Do this
Look through the listing and locate every line containing the word "baterii"; copy those lines.

Records provided
---*---
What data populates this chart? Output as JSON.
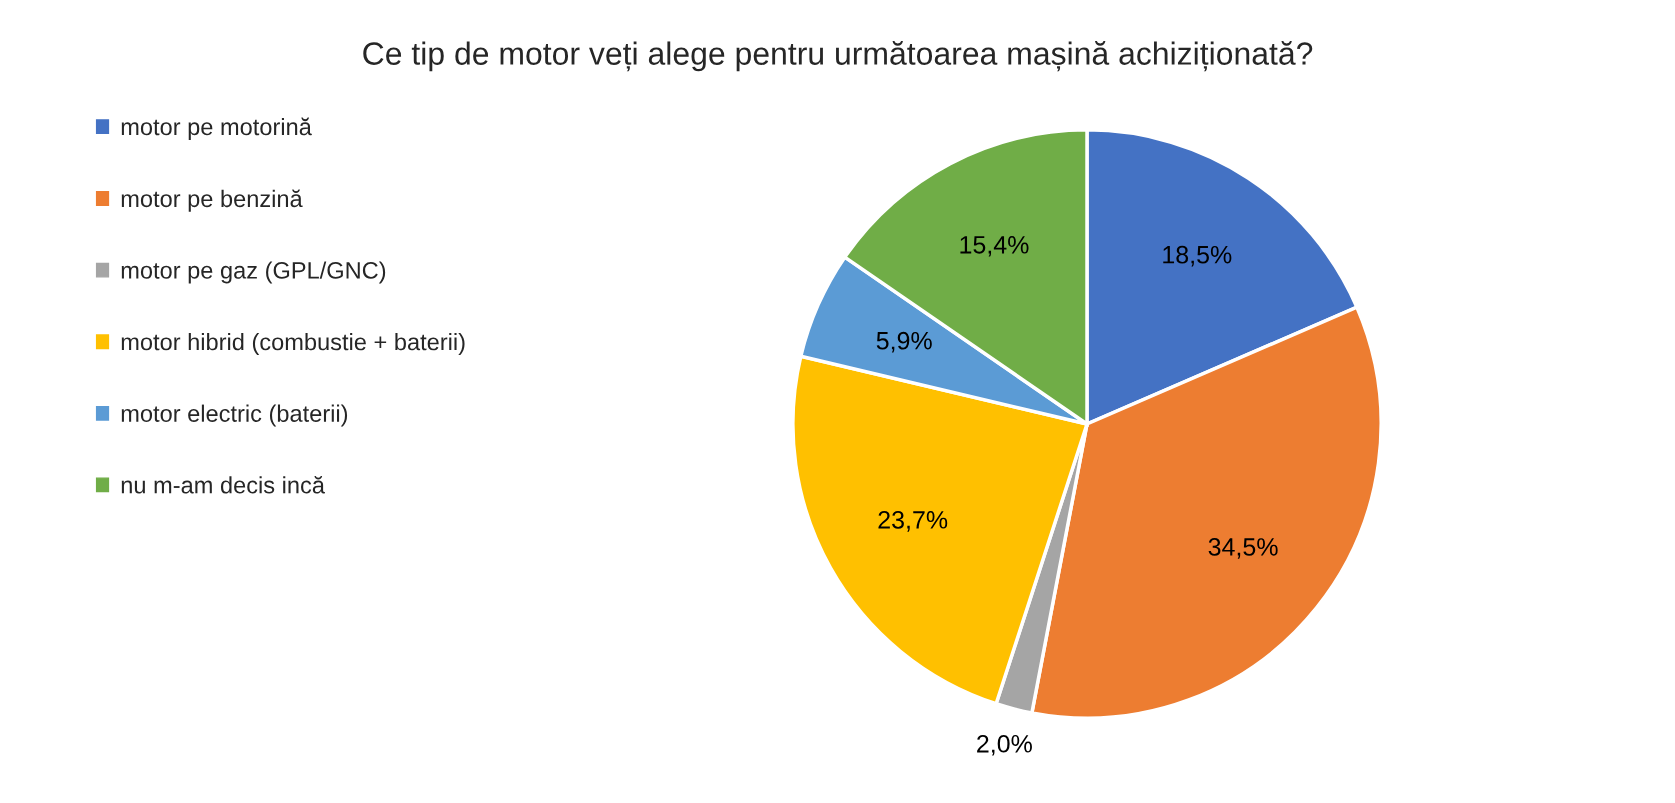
{
  "chart_data": {
    "type": "pie",
    "title": "Ce tip de motor veți alege pentru următoarea mașină achiziționată?",
    "categories": [
      "motor pe motorină",
      "motor pe benzină",
      "motor pe gaz (GPL/GNC)",
      "motor hibrid (combustie + baterii)",
      "motor electric (baterii)",
      "nu m-am decis incă"
    ],
    "values": [
      18.5,
      34.5,
      2.0,
      23.7,
      5.9,
      15.4
    ],
    "value_labels": [
      "18,5%",
      "34,5%",
      "2,0%",
      "23,7%",
      "5,9%",
      "15,4%"
    ],
    "colors": [
      "#4472c4",
      "#ed7d31",
      "#a5a5a5",
      "#ffc000",
      "#5b9bd5",
      "#70ad47"
    ],
    "legend": "left"
  }
}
---*---
Exercise solution
      "motor hibrid (combustie + baterii)",
      "motor electric (baterii)",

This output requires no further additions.